> Excerpted records
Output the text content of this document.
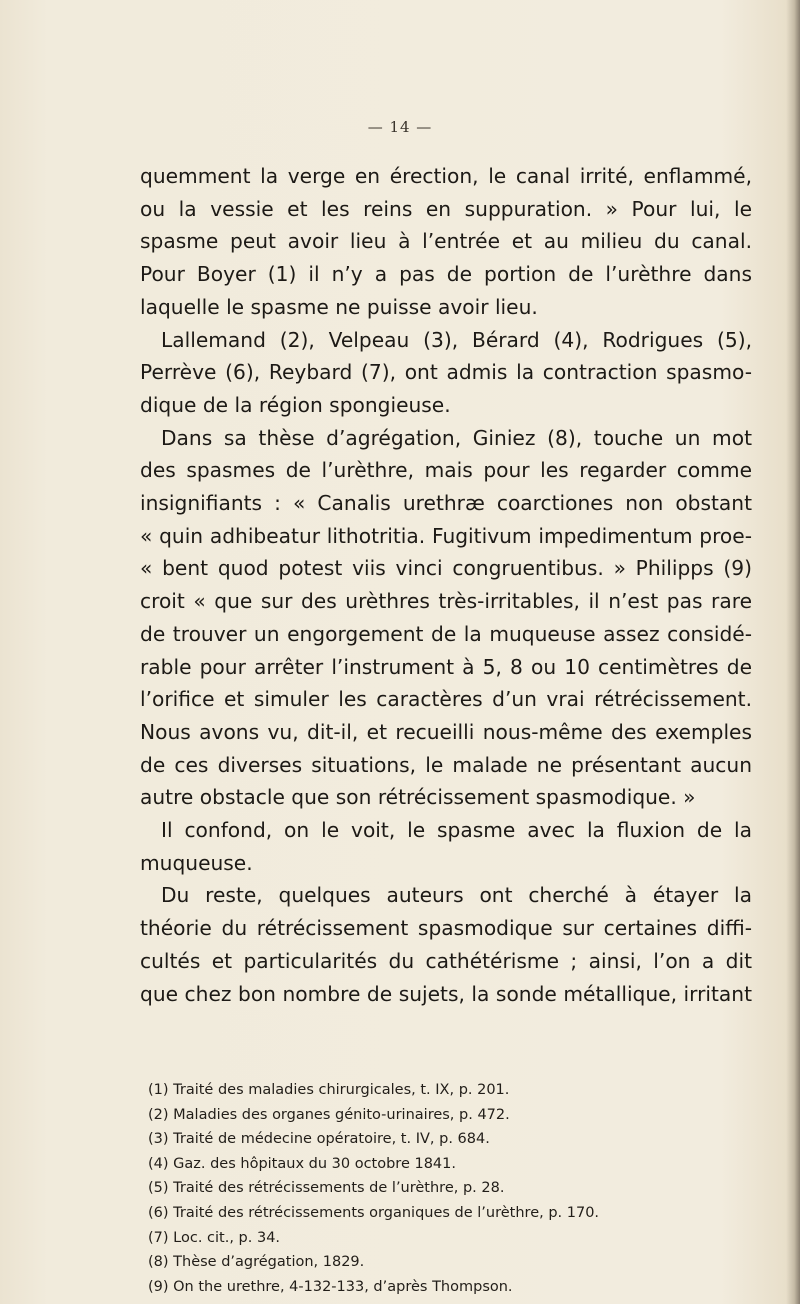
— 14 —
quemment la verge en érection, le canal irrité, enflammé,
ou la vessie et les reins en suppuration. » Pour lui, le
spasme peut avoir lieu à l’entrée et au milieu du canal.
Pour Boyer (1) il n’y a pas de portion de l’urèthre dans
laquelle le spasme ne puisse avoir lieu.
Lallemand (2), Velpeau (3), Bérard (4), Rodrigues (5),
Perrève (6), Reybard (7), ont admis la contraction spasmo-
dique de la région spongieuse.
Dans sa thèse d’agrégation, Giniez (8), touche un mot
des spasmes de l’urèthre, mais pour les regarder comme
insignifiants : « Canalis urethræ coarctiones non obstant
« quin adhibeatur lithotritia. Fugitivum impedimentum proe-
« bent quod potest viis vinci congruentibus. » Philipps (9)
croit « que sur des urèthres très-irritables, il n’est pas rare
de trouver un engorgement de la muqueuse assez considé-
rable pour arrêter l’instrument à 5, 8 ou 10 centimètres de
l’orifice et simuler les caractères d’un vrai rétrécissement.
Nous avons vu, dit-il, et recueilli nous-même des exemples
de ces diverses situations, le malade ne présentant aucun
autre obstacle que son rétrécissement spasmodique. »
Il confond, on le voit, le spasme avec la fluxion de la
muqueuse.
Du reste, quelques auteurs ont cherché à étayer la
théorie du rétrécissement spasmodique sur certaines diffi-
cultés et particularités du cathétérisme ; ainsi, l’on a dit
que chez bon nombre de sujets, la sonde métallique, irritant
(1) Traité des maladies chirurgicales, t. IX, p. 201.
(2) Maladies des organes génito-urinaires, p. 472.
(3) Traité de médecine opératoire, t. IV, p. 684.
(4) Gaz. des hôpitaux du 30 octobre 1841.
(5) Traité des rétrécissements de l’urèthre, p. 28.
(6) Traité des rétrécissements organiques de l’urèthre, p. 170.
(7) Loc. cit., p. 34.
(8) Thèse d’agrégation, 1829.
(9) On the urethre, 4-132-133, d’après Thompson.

...

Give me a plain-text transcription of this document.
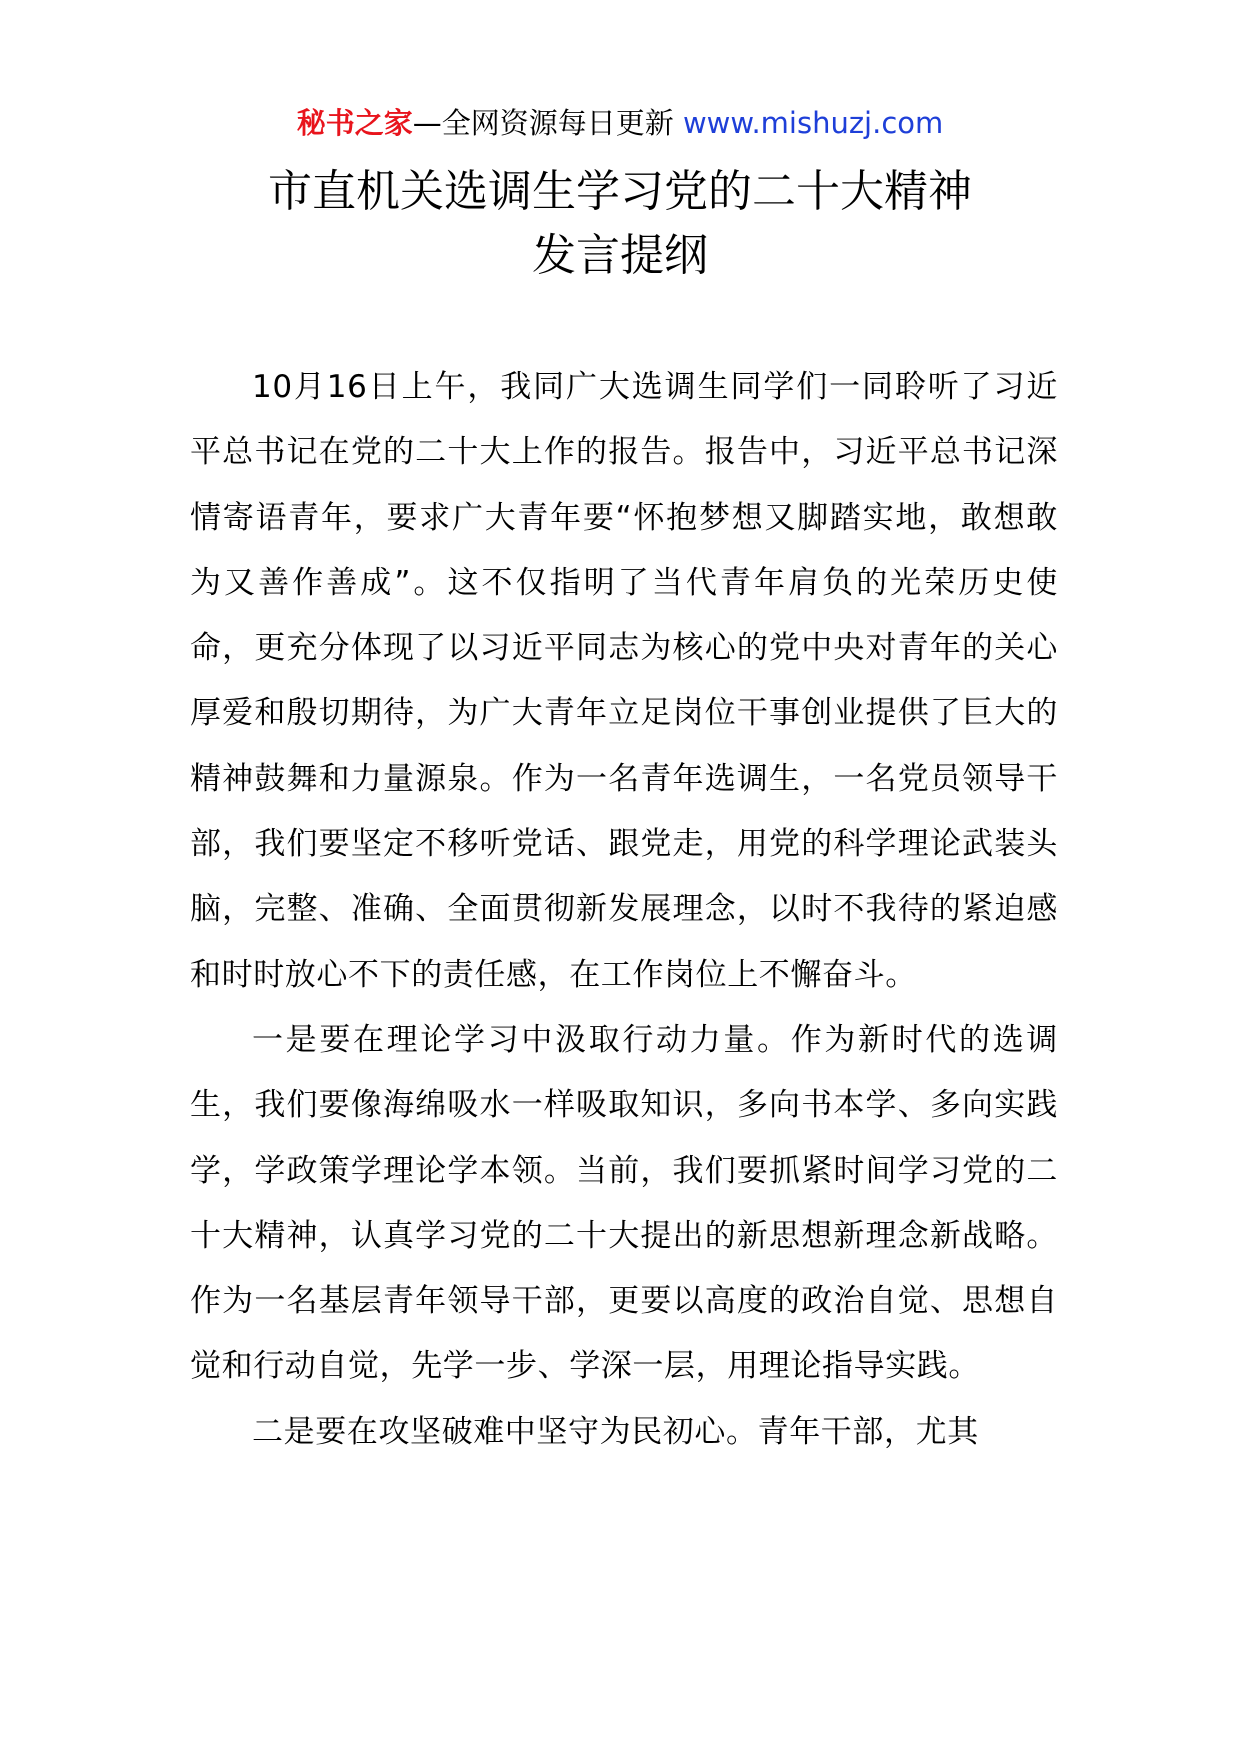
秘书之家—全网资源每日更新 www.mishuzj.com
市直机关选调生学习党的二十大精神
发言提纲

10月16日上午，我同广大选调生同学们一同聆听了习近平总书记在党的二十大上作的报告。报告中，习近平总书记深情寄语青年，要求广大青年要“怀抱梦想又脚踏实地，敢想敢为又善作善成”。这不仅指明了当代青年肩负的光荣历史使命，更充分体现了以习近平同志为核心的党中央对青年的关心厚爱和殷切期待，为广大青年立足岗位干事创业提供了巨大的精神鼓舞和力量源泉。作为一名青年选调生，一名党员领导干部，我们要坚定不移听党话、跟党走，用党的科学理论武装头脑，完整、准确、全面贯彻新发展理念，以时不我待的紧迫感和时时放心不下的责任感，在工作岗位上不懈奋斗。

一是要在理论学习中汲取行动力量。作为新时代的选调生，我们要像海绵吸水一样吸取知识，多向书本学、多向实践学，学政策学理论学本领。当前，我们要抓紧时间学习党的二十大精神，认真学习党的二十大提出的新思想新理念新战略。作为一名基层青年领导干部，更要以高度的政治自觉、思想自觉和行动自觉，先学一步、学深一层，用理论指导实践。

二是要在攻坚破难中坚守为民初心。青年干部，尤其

* * *

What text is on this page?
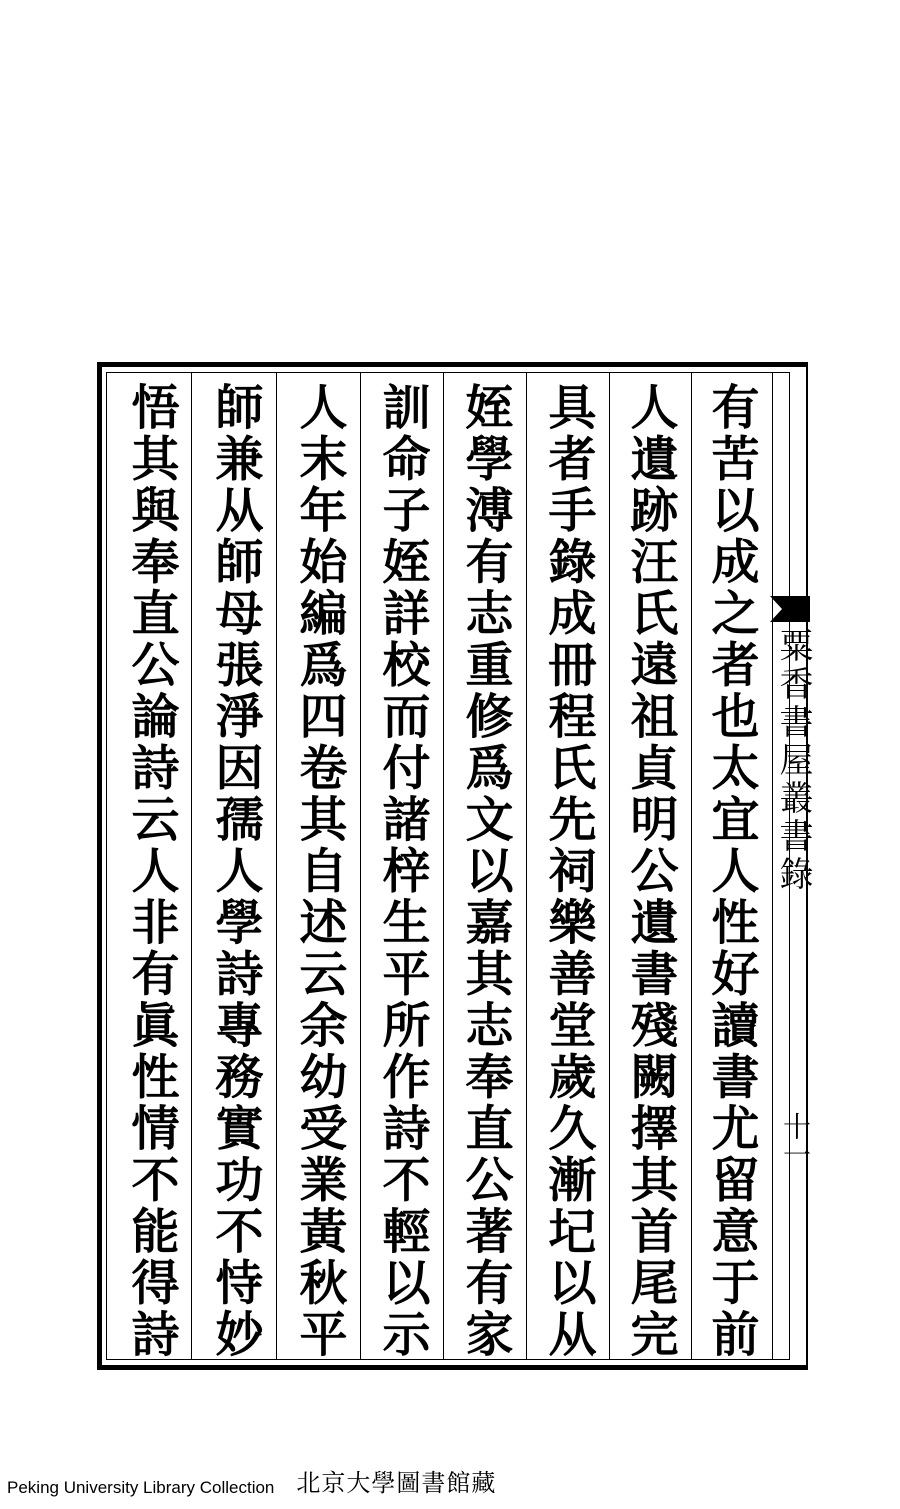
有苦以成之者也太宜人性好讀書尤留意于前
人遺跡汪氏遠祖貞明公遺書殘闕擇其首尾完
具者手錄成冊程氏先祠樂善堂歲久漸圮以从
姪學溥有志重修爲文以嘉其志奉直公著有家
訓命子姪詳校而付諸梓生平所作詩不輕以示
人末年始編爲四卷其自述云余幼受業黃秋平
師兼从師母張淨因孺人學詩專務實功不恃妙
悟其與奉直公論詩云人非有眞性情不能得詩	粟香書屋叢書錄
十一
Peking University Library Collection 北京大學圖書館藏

> Requirements
Out of the material above, select every line that holds the string "lieu".

> Answer in full
spasme peut avoir lieu à l’entrée et au milieu du canal.
laquelle le spasme ne puisse avoir lieu.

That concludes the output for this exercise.